• _TRY IT_:
Print out the full material below, exact in every line, with no images included.

RAW DATA section start

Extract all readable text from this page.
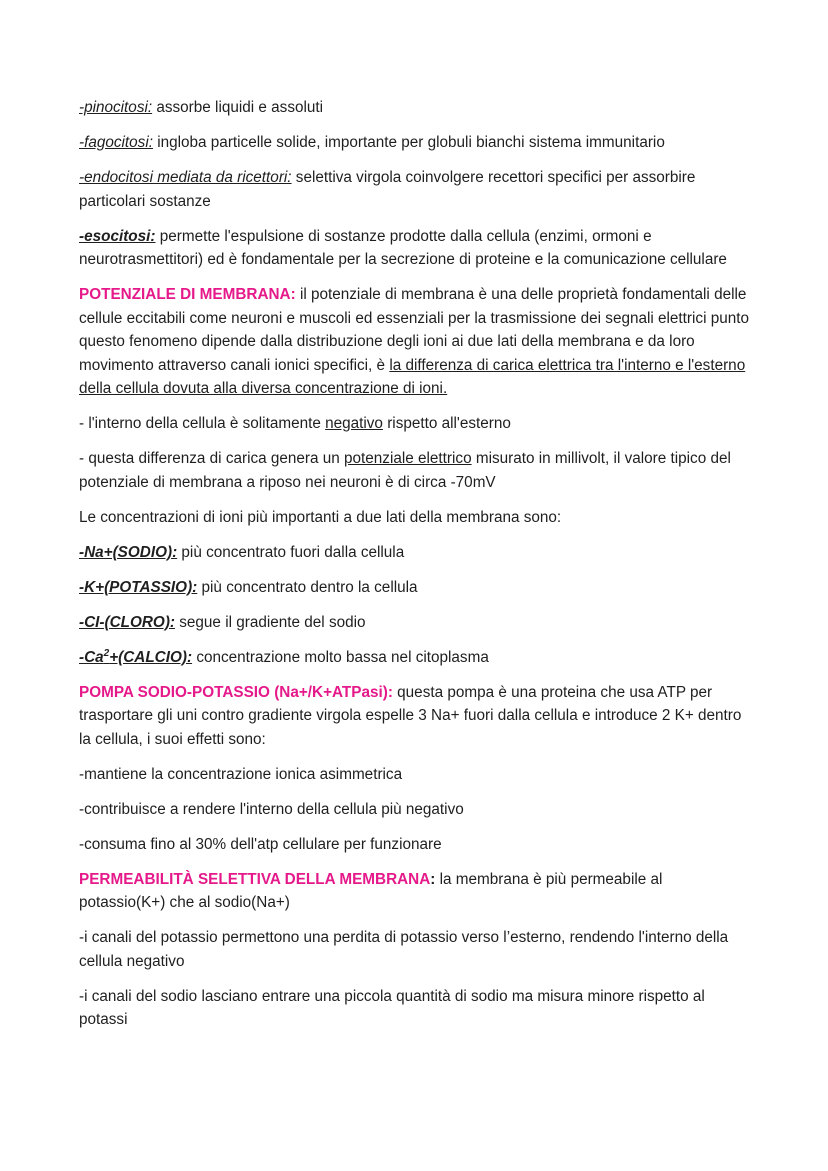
-pinocitosi: assorbe liquidi e assoluti

-fagocitosi: ingloba particelle solide, importante per globuli bianchi sistema immunitario

-endocitosi mediata da ricettori: selettiva virgola coinvolgere recettori specifici per assorbire particolari sostanze

-esocitosi: permette l'espulsione di sostanze prodotte dalla cellula (enzimi, ormoni e neurotrasmettitori) ed è fondamentale per la secrezione di proteine e la comunicazione cellulare

POTENZIALE DI MEMBRANA: il potenziale di membrana è una delle proprietà fondamentali delle cellule eccitabili come neuroni e muscoli ed essenziali per la trasmissione dei segnali elettrici punto questo fenomeno dipende dalla distribuzione degli ioni ai due lati della membrana e da loro movimento attraverso canali ionici specifici, è la differenza di carica elettrica tra l'interno e l'esterno della cellula dovuta alla diversa concentrazione di ioni.

- l'interno della cellula è solitamente negativo rispetto all'esterno

- questa differenza di carica genera un potenziale elettrico misurato in millivolt, il valore tipico del potenziale di membrana a riposo nei neuroni è di circa -70mV

Le concentrazioni di ioni più importanti a due lati della membrana sono:

-Na+(SODIO): più concentrato fuori dalla cellula

-K+(POTASSIO): più concentrato dentro la cellula

-CI-(CLORO): segue il gradiente del sodio

$-Ca^2+(CALCIO)$: concentrazione molto bassa nel citoplasma

POMPA SODIO-POTASSIO (Na+/K+ATPasi): questa pompa è una proteina che usa ATP per trasportare gli uni contro gradiente virgola espelle 3 Na+ fuori dalla cellula e introduce 2 K+ dentro la cellula, i suoi effetti sono:

-mantiene la concentrazione ionica asimmetrica

-contribuisce a rendere l'interno della cellula più negativo

-consuma fino al 30% dell'atp cellulare per funzionare

PERMEABILITÀ SELETTIVA DELLA MEMBRANA: la membrana è più permeabile al potassio(K+) che al sodio(Na+)

-i canali del potassio permettono una perdita di potassio verso l’esterno, rendendo l'interno della cellula negativo

-i canali del sodio lasciano entrare una piccola quantità di sodio ma misura minore rispetto al potassi
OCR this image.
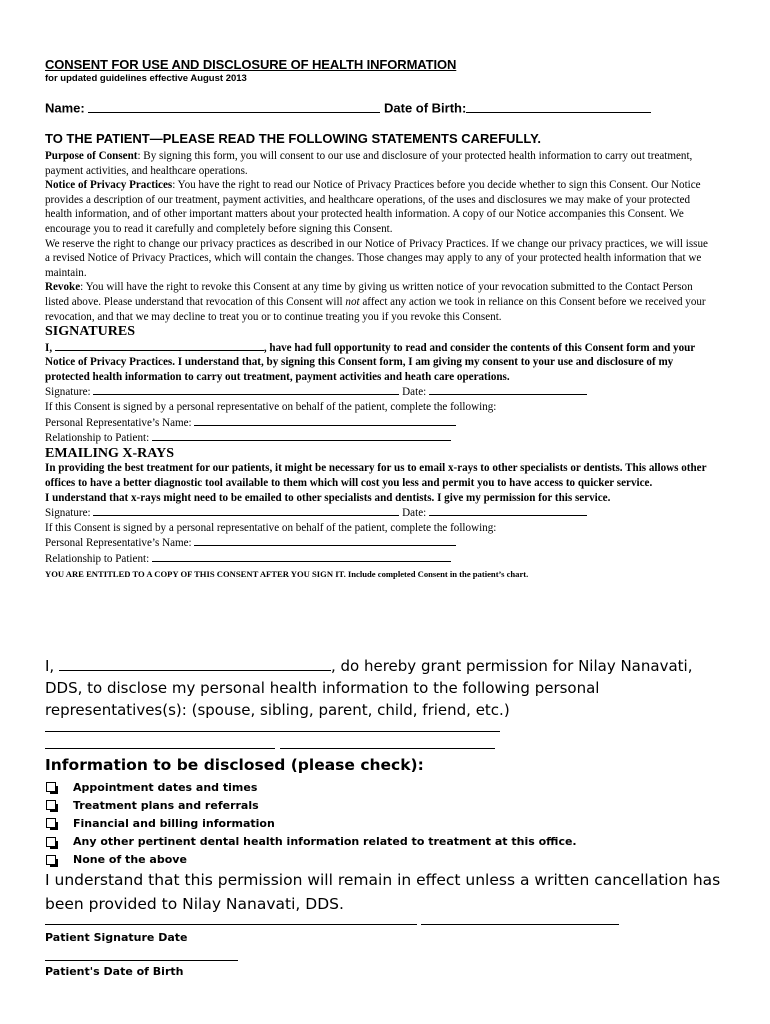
CONSENT FOR USE AND DISCLOSURE OF HEALTH INFORMATION
for updated guidelines effective August 2013
Name:	Date of Birth:
TO THE PATIENT—PLEASE READ THE FOLLOWING STATEMENTS CAREFULLY.
Purpose of Consent: By signing this form, you will consent to our use and disclosure of your protected health information to carry out treatment, payment activities, and healthcare operations.
Notice of Privacy Practices: You have the right to read our Notice of Privacy Practices before you decide whether to sign this Consent. Our Notice provides a description of our treatment, payment activities, and healthcare operations, of the uses and disclosures we may make of your protected health information, and of other important matters about your protected health information. A copy of our Notice accompanies this Consent. We encourage you to read it carefully and completely before signing this Consent.
We reserve the right to change our privacy practices as described in our Notice of Privacy Practices. If we change our privacy practices, we will issue a revised Notice of Privacy Practices, which will contain the changes. Those changes may apply to any of your protected health information that we maintain.
Revoke: You will have the right to revoke this Consent at any time by giving us written notice of your revocation submitted to the Contact Person listed above. Please understand that revocation of this Consent will not affect any action we took in reliance on this Consent before we received your revocation, and that we may decline to treat you or to continue treating you if you revoke this Consent.
SIGNATURES
I,	, have had full opportunity to read and consider the contents of this Consent form and your Notice of Privacy Practices. I understand that, by signing this Consent form, I am giving my consent to your use and disclosure of my protected health information to carry out treatment, payment activities and heath care operations.
Signature:	Date:
If this Consent is signed by a personal representative on behalf of the patient, complete the following:
Personal Representative’s Name:
Relationship to Patient:
EMAILING X-RAYS
In providing the best treatment for our patients, it might be necessary for us to email x-rays to other specialists or dentists. This allows other offices to have a better diagnostic tool available to them which will cost you less and permit you to have access to quicker service.
I understand that x-rays might need to be emailed to other specialists and dentists. I give my permission for this service.
Signature:	Date:
If this Consent is signed by a personal representative on behalf of the patient, complete the following:
Personal Representative’s Name:
Relationship to Patient:
YOU ARE ENTITLED TO A COPY OF THIS CONSENT AFTER YOU SIGN IT. Include completed Consent in the patient’s chart.
I,	, do hereby grant permission for Nilay Nanavati,
DDS, to disclose my personal health information to the following personal
representatives(s): (spouse, sibling, parent, child, friend, etc.)
Information to be disclosed (please check):
Appointment dates and times
Treatment plans and referrals
Financial and billing information
Any other pertinent dental health information related to treatment at this office.
None of the above
I understand that this permission will remain in effect unless a written cancellation has
been provided to Nilay Nanavati, DDS.
Patient Signature Date
Patient's Date of Birth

RAW DATA section end

• _FINISHED TASK_:
Extract all readable text from this page.
-pinocitosi: assorbe liquidi e assoluti

-fagocitosi: ingloba particelle solide, importante per globuli bianchi sistema immunitario

-endocitosi mediata da ricettori: selettiva virgola coinvolgere recettori specifici per assorbire particolari sostanze

-esocitosi: permette l'espulsione di sostanze prodotte dalla cellula (enzimi, ormoni e neurotrasmettitori) ed è fondamentale per la secrezione di proteine e la comunicazione cellulare

POTENZIALE DI MEMBRANA: il potenziale di membrana è una delle proprietà fondamentali delle cellule eccitabili come neuroni e muscoli ed essenziali per la trasmissione dei segnali elettrici punto questo fenomeno dipende dalla distribuzione degli ioni ai due lati della membrana e da loro movimento attraverso canali ionici specifici, è la differenza di carica elettrica tra l'interno e l'esterno della cellula dovuta alla diversa concentrazione di ioni.

- l'interno della cellula è solitamente negativo rispetto all'esterno

- questa differenza di carica genera un potenziale elettrico misurato in millivolt, il valore tipico del potenziale di membrana a riposo nei neuroni è di circa -70mV

Le concentrazioni di ioni più importanti a due lati della membrana sono:

-Na+(SODIO): più concentrato fuori dalla cellula

-K+(POTASSIO): più concentrato dentro la cellula

-CI-(CLORO): segue il gradiente del sodio

$-Ca^2+(CALCIO)$: concentrazione molto bassa nel citoplasma

POMPA SODIO-POTASSIO (Na+/K+ATPasi): questa pompa è una proteina che usa ATP per trasportare gli uni contro gradiente virgola espelle 3 Na+ fuori dalla cellula e introduce 2 K+ dentro la cellula, i suoi effetti sono:

-mantiene la concentrazione ionica asimmetrica

-contribuisce a rendere l'interno della cellula più negativo

-consuma fino al 30% dell'atp cellulare per funzionare

PERMEABILITÀ SELETTIVA DELLA MEMBRANA: la membrana è più permeabile al potassio(K+) che al sodio(Na+)

-i canali del potassio permettono una perdita di potassio verso l’esterno, rendendo l'interno della cellula negativo

-i canali del sodio lasciano entrare una piccola quantità di sodio ma misura minore rispetto al potassi
OCR this image.
CONSENT FOR USE AND DISCLOSURE OF HEALTH INFORMATION
for updated guidelines effective August 2013
Name:	Date of Birth:
TO THE PATIENT—PLEASE READ THE FOLLOWING STATEMENTS CAREFULLY.
Purpose of Consent: By signing this form, you will consent to our use and disclosure of your protected health information to carry out treatment, payment activities, and healthcare operations.
Notice of Privacy Practices: You have the right to read our Notice of Privacy Practices before you decide whether to sign this Consent. Our Notice provides a description of our treatment, payment activities, and healthcare operations, of the uses and disclosures we may make of your protected health information, and of other important matters about your protected health information. A copy of our Notice accompanies this Consent. We encourage you to read it carefully and completely before signing this Consent.
We reserve the right to change our privacy practices as described in our Notice of Privacy Practices. If we change our privacy practices, we will issue a revised Notice of Privacy Practices, which will contain the changes. Those changes may apply to any of your protected health information that we maintain.
Revoke: You will have the right to revoke this Consent at any time by giving us written notice of your revocation submitted to the Contact Person listed above. Please understand that revocation of this Consent will not affect any action we took in reliance on this Consent before we received your revocation, and that we may decline to treat you or to continue treating you if you revoke this Consent.
SIGNATURES
I,	, have had full opportunity to read and consider the contents of this Consent form and your Notice of Privacy Practices. I understand that, by signing this Consent form, I am giving my consent to your use and disclosure of my protected health information to carry out treatment, payment activities and heath care operations.
Signature:	Date:
If this Consent is signed by a personal representative on behalf of the patient, complete the following:
Personal Representative’s Name:
Relationship to Patient:
EMAILING X-RAYS
In providing the best treatment for our patients, it might be necessary for us to email x-rays to other specialists or dentists. This allows other offices to have a better diagnostic tool available to them which will cost you less and permit you to have access to quicker service.
I understand that x-rays might need to be emailed to other specialists and dentists. I give my permission for this service.
Signature:	Date:
If this Consent is signed by a personal representative on behalf of the patient, complete the following:
Personal Representative’s Name:
Relationship to Patient:
YOU ARE ENTITLED TO A COPY OF THIS CONSENT AFTER YOU SIGN IT. Include completed Consent in the patient’s chart.
I,	, do hereby grant permission for Nilay Nanavati,
DDS, to disclose my personal health information to the following personal
representatives(s): (spouse, sibling, parent, child, friend, etc.)
Information to be disclosed (please check):
Appointment dates and times
Treatment plans and referrals
Financial and billing information
Any other pertinent dental health information related to treatment at this office.
None of the above
I understand that this permission will remain in effect unless a written cancellation has
been provided to Nilay Nanavati, DDS.
Patient Signature Date
Patient's Date of Birth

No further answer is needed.